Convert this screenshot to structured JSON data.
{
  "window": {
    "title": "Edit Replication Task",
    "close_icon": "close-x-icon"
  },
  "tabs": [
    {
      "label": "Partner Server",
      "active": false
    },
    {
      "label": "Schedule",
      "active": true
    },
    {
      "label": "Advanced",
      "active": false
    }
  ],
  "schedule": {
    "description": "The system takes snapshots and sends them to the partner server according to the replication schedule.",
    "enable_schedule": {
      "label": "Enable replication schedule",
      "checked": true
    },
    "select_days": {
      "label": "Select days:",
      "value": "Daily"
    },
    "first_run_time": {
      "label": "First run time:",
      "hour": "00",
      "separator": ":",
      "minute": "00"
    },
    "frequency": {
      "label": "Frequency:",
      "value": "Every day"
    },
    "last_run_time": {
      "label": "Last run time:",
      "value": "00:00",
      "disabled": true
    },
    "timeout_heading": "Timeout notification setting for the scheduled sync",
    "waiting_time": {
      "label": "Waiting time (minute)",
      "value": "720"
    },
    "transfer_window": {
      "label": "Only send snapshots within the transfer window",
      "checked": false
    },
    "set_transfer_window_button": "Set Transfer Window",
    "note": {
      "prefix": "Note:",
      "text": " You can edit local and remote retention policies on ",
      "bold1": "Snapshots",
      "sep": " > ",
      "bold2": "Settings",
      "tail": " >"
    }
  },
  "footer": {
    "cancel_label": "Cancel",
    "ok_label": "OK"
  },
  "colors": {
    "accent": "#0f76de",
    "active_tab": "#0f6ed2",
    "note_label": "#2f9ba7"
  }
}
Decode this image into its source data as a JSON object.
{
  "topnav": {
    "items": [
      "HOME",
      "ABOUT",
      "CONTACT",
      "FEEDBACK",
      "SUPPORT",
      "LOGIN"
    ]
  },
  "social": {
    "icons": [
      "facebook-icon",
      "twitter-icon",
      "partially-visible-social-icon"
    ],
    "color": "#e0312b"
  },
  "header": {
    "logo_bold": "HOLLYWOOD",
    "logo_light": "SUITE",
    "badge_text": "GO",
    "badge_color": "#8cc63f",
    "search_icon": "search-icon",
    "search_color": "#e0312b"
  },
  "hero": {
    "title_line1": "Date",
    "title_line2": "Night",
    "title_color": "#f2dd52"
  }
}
++++++
**TASK STATEMENT**
Give the entries again in full, exactly as they are written.

**WRITTEN REPLY**
Convert this screenshot to structured JSON data.
{
  "window": {
    "title": "Edit Replication Task",
    "close_icon": "close-x-icon"
  },
  "tabs": [
    {
      "label": "Partner Server",
      "active": false
    },
    {
      "label": "Schedule",
      "active": true
    },
    {
      "label": "Advanced",
      "active": false
    }
  ],
  "schedule": {
    "description": "The system takes snapshots and sends them to the partner server according to the replication schedule.",
    "enable_schedule": {
      "label": "Enable replication schedule",
      "checked": true
    },
    "select_days": {
      "label": "Select days:",
      "value": "Daily"
    },
    "first_run_time": {
      "label": "First run time:",
      "hour": "00",
      "separator": ":",
      "minute": "00"
    },
    "frequency": {
      "label": "Frequency:",
      "value": "Every day"
    },
    "last_run_time": {
      "label": "Last run time:",
      "value": "00:00",
      "disabled": true
    },
    "timeout_heading": "Timeout notification setting for the scheduled sync",
    "waiting_time": {
      "label": "Waiting time (minute)",
      "value": "720"
    },
    "transfer_window": {
      "label": "Only send snapshots within the transfer window",
      "checked": false
    },
    "set_transfer_window_button": "Set Transfer Window",
    "note": {
      "prefix": "Note:",
      "text": " You can edit local and remote retention policies on ",
      "bold1": "Snapshots",
      "sep": " > ",
      "bold2": "Settings",
      "tail": " >"
    }
  },
  "footer": {
    "cancel_label": "Cancel",
    "ok_label": "OK"
  },
  "colors": {
    "accent": "#0f76de",
    "active_tab": "#0f6ed2",
    "note_label": "#2f9ba7"
  }
}
Decode this image into its source data as a JSON object.
{
  "topnav": {
    "items": [
      "HOME",
      "ABOUT",
      "CONTACT",
      "FEEDBACK",
      "SUPPORT",
      "LOGIN"
    ]
  },
  "social": {
    "icons": [
      "facebook-icon",
      "twitter-icon",
      "partially-visible-social-icon"
    ],
    "color": "#e0312b"
  },
  "header": {
    "logo_bold": "HOLLYWOOD",
    "logo_light": "SUITE",
    "badge_text": "GO",
    "badge_color": "#8cc63f",
    "search_icon": "search-icon",
    "search_color": "#e0312b"
  },
  "hero": {
    "title_line1": "Date",
    "title_line2": "Night",
    "title_color": "#f2dd52"
  }
}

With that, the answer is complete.